DATASET EXCERPTS:
--- Begin ---

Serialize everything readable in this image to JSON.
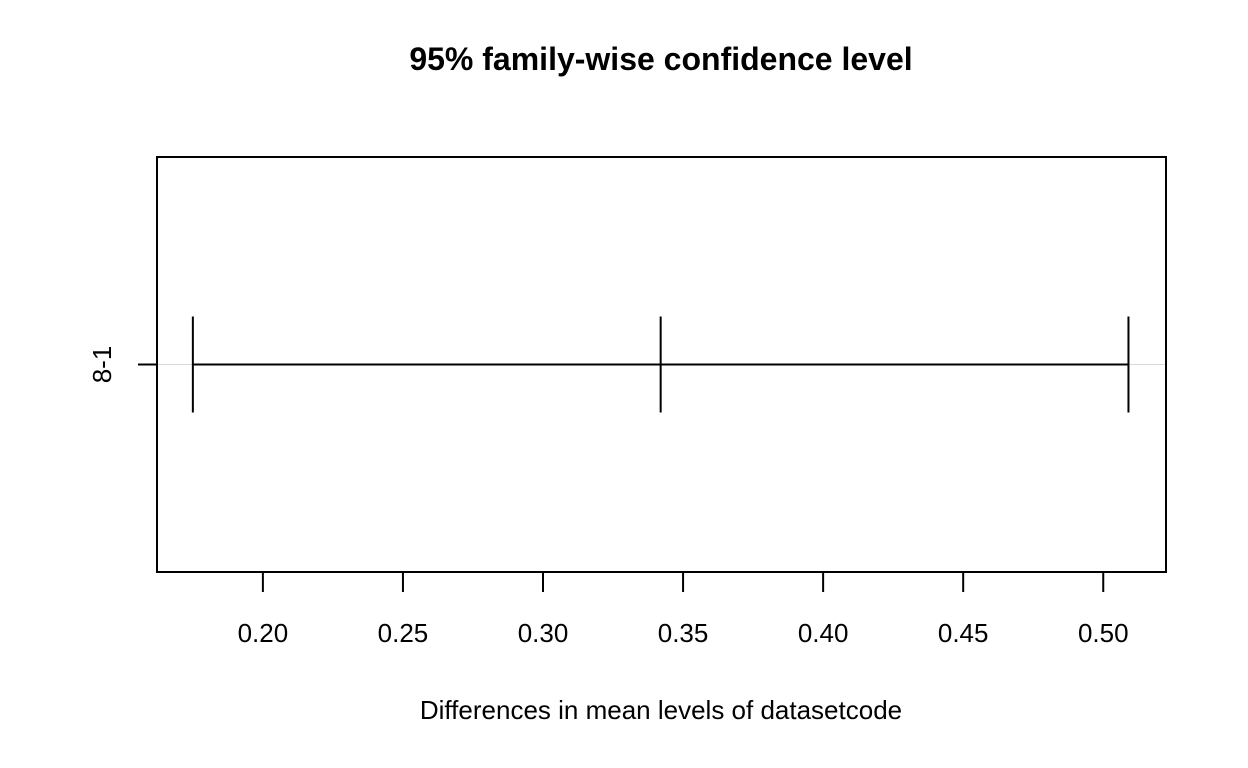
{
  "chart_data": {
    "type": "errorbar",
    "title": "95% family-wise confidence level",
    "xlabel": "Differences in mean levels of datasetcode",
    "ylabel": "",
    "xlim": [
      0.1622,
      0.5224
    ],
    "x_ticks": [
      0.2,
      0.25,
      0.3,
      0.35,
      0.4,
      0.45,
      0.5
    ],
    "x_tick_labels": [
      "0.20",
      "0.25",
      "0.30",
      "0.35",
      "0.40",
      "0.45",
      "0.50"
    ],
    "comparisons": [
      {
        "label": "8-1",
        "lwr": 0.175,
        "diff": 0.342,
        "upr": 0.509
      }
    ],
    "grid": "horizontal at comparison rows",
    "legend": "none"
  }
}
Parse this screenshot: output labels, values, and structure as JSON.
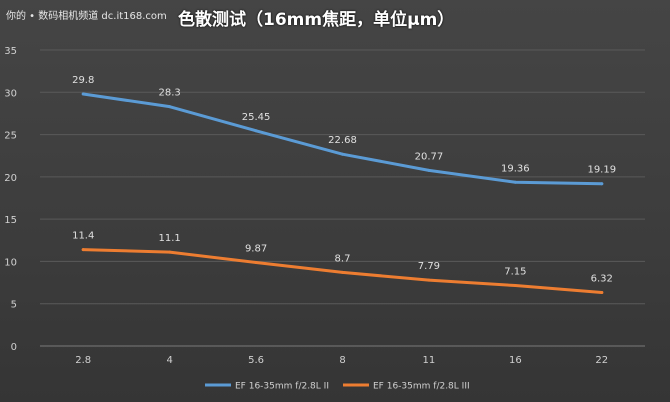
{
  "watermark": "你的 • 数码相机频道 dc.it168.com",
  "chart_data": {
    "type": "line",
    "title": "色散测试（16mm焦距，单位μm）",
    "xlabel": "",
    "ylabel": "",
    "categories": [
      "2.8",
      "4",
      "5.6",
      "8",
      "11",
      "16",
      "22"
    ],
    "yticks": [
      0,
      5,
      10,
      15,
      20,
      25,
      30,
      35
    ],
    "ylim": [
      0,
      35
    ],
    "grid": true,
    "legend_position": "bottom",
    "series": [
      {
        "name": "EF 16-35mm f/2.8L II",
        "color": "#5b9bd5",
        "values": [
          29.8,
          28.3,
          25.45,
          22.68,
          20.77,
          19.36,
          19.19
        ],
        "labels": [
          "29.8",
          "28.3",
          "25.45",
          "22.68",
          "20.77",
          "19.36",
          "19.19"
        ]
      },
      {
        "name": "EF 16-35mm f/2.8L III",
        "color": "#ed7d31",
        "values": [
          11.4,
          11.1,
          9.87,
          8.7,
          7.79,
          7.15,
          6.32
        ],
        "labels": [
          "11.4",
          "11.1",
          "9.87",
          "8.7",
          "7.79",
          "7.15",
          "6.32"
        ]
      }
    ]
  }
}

--- End ---
--- Begin ---

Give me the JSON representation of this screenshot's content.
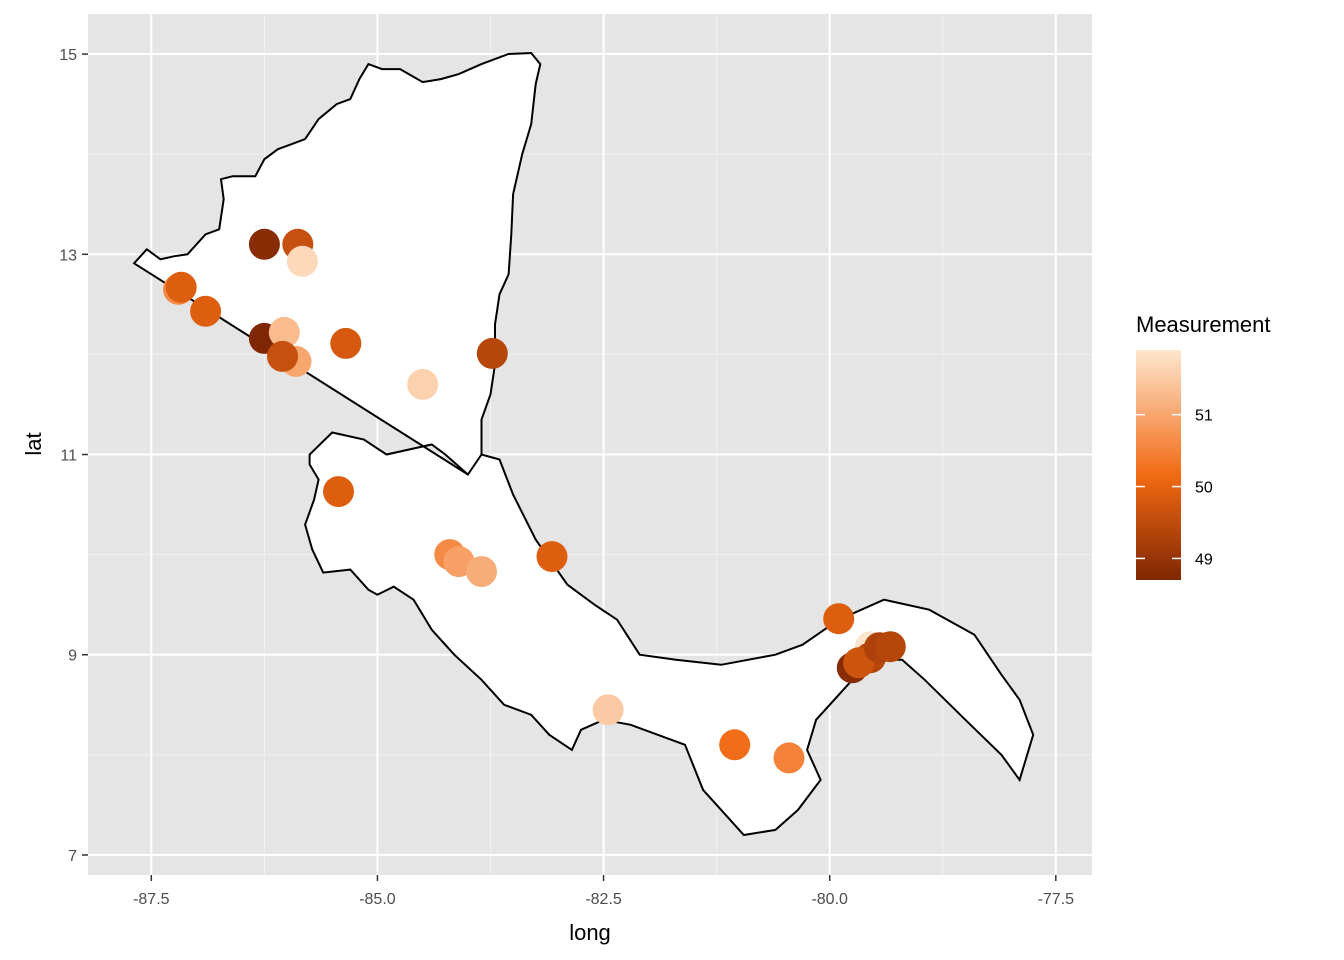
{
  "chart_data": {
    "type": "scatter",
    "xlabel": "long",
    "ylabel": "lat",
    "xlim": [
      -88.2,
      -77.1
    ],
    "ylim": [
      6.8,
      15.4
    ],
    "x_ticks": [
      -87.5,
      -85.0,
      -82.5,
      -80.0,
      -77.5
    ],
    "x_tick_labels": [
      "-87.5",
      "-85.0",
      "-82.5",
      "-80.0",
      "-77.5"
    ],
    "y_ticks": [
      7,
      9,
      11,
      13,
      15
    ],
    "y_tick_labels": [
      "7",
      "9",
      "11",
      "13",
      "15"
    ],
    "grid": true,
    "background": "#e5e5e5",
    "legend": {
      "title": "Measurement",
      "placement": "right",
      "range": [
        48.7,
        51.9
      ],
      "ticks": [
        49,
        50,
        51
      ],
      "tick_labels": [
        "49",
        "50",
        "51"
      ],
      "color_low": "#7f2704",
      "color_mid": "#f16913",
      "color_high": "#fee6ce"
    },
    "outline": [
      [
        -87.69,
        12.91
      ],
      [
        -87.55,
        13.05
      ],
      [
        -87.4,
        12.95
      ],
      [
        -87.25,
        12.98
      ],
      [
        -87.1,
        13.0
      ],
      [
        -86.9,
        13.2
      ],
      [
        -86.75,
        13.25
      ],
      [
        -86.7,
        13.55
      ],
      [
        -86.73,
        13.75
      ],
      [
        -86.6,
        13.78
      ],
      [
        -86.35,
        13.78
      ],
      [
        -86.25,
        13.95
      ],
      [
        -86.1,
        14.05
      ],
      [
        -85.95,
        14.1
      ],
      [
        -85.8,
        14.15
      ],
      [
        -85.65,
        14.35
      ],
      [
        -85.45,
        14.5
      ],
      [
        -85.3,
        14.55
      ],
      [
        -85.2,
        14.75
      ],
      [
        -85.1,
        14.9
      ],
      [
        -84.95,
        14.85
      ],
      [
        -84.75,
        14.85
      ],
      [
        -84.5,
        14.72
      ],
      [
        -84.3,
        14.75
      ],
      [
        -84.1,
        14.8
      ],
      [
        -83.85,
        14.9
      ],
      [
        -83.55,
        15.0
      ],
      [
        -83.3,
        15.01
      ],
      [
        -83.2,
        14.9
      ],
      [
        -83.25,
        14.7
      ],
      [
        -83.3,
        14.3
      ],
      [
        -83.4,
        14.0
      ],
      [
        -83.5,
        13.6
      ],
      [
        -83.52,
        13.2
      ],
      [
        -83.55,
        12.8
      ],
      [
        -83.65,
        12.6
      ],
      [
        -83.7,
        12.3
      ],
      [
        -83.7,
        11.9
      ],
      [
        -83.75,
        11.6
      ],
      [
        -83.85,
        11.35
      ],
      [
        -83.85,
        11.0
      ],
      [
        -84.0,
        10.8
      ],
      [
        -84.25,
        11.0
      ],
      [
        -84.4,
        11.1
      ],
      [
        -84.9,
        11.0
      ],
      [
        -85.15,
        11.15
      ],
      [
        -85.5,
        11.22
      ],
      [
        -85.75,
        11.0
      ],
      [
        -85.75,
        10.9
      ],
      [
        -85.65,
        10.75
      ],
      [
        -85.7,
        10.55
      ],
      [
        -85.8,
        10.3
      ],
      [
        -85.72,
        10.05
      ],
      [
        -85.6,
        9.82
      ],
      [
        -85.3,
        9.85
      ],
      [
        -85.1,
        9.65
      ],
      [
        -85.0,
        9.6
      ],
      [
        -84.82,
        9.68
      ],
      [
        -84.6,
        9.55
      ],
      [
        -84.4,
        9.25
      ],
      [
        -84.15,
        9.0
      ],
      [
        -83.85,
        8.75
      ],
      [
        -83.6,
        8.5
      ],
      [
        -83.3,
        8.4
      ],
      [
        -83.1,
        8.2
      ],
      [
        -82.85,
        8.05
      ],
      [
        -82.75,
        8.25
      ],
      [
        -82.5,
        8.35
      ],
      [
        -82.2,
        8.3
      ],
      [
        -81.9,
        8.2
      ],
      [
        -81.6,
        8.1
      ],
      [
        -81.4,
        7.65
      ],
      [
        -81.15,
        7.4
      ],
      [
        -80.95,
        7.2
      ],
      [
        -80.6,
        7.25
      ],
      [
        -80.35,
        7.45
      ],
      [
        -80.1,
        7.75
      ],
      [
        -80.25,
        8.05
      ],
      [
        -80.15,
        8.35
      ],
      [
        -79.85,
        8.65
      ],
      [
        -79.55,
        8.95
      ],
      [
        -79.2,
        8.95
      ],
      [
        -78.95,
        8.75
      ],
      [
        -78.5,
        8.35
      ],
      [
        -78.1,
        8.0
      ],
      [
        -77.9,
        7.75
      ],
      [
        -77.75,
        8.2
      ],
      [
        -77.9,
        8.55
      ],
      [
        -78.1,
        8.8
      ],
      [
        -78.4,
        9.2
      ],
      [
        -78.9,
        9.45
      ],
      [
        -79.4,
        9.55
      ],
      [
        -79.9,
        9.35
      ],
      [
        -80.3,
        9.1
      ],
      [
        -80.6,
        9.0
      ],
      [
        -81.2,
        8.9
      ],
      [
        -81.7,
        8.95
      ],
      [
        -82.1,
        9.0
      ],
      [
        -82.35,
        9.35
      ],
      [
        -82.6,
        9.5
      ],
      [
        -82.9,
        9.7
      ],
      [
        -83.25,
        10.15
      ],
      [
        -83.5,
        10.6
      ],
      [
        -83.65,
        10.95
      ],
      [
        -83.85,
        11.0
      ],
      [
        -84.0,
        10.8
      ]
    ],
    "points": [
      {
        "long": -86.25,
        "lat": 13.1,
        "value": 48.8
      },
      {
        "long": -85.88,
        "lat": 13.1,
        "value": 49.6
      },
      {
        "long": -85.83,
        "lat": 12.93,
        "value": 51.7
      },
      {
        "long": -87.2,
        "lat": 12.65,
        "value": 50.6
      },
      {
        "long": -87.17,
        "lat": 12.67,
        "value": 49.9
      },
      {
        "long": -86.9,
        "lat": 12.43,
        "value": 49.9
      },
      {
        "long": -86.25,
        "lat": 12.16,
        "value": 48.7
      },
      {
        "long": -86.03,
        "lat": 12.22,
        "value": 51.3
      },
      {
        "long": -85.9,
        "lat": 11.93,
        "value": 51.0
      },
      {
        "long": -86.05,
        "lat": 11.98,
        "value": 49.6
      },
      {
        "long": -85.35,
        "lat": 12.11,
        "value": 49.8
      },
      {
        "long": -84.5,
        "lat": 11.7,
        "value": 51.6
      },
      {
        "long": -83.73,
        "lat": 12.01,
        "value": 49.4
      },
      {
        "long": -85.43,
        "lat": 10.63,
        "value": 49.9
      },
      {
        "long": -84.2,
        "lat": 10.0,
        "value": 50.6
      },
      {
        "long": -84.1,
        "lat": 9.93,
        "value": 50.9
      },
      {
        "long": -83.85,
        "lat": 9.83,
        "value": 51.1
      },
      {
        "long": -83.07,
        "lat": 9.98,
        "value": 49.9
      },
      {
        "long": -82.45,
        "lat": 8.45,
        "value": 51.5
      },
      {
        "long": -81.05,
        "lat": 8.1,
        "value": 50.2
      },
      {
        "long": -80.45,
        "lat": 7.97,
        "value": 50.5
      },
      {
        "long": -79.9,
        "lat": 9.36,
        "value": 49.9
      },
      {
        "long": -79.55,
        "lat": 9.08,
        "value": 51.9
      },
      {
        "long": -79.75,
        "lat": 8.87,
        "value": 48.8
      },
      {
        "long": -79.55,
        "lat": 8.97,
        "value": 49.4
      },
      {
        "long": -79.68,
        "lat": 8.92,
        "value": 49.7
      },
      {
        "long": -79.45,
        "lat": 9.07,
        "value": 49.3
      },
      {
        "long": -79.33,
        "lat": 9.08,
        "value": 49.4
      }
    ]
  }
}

--- End ---

OBJECTIVE: Look over the material above and show each line where "xlabel" appears.

EXERCISE SOLUTION:
    "xlabel": "Differences in mean levels of datasetcode",
    "xlabel": "",
    "xlabel": "long",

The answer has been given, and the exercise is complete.